## Instruction:
In your copy, leave out the pictures; write out all the data exactly.

## Records:
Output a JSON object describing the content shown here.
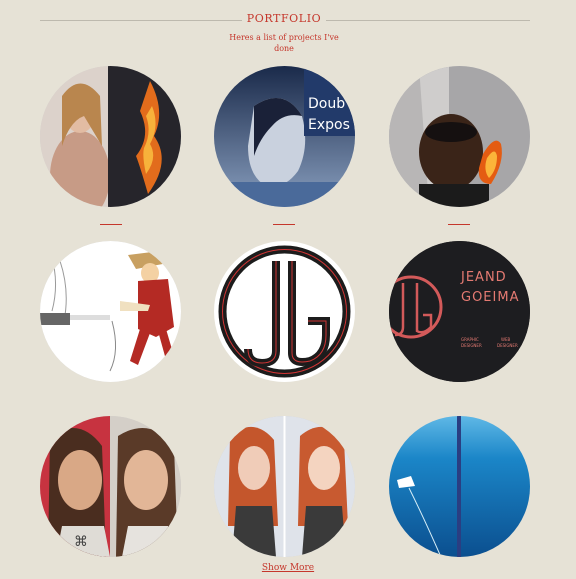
{
  "header": {
    "title": "PORTFOLIO",
    "subtitle": "Heres a list of projects I've done"
  },
  "projects": [
    {
      "name": "dark-fire-portrait"
    },
    {
      "name": "double-exposure",
      "text_line1": "Doub",
      "text_line2": "Expos"
    },
    {
      "name": "fire-hand-selfie"
    },
    {
      "name": "samurai-illustration"
    },
    {
      "name": "jg-logo"
    },
    {
      "name": "business-card",
      "name_line1": "JEAND",
      "name_line2": "GOEIMA",
      "role1_line1": "GRAPHIC",
      "role1_line2": "DESIGNER",
      "role2_line1": "WEB",
      "role2_line2": "DESIGNER"
    },
    {
      "name": "woman-retouch-before-after"
    },
    {
      "name": "redhead-retouch-before-after"
    },
    {
      "name": "ocean-boat"
    }
  ],
  "footer": {
    "show_more_label": "Show More"
  },
  "colors": {
    "accent": "#c5372c",
    "background": "#e6e2d6"
  }
}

## The output:
Output a JSON object describing the content shown here.
{
  "header": {
    "title": "PORTFOLIO",
    "subtitle": "Heres a list of projects I've done"
  },
  "projects": [
    {
      "name": "dark-fire-portrait"
    },
    {
      "name": "double-exposure",
      "text_line1": "Doub",
      "text_line2": "Expos"
    },
    {
      "name": "fire-hand-selfie"
    },
    {
      "name": "samurai-illustration"
    },
    {
      "name": "jg-logo"
    },
    {
      "name": "business-card",
      "name_line1": "JEAND",
      "name_line2": "GOEIMA",
      "role1_line1": "GRAPHIC",
      "role1_line2": "DESIGNER",
      "role2_line1": "WEB",
      "role2_line2": "DESIGNER"
    },
    {
      "name": "woman-retouch-before-after"
    },
    {
      "name": "redhead-retouch-before-after"
    },
    {
      "name": "ocean-boat"
    }
  ],
  "footer": {
    "show_more_label": "Show More"
  },
  "colors": {
    "accent": "#c5372c",
    "background": "#e6e2d6"
  }
}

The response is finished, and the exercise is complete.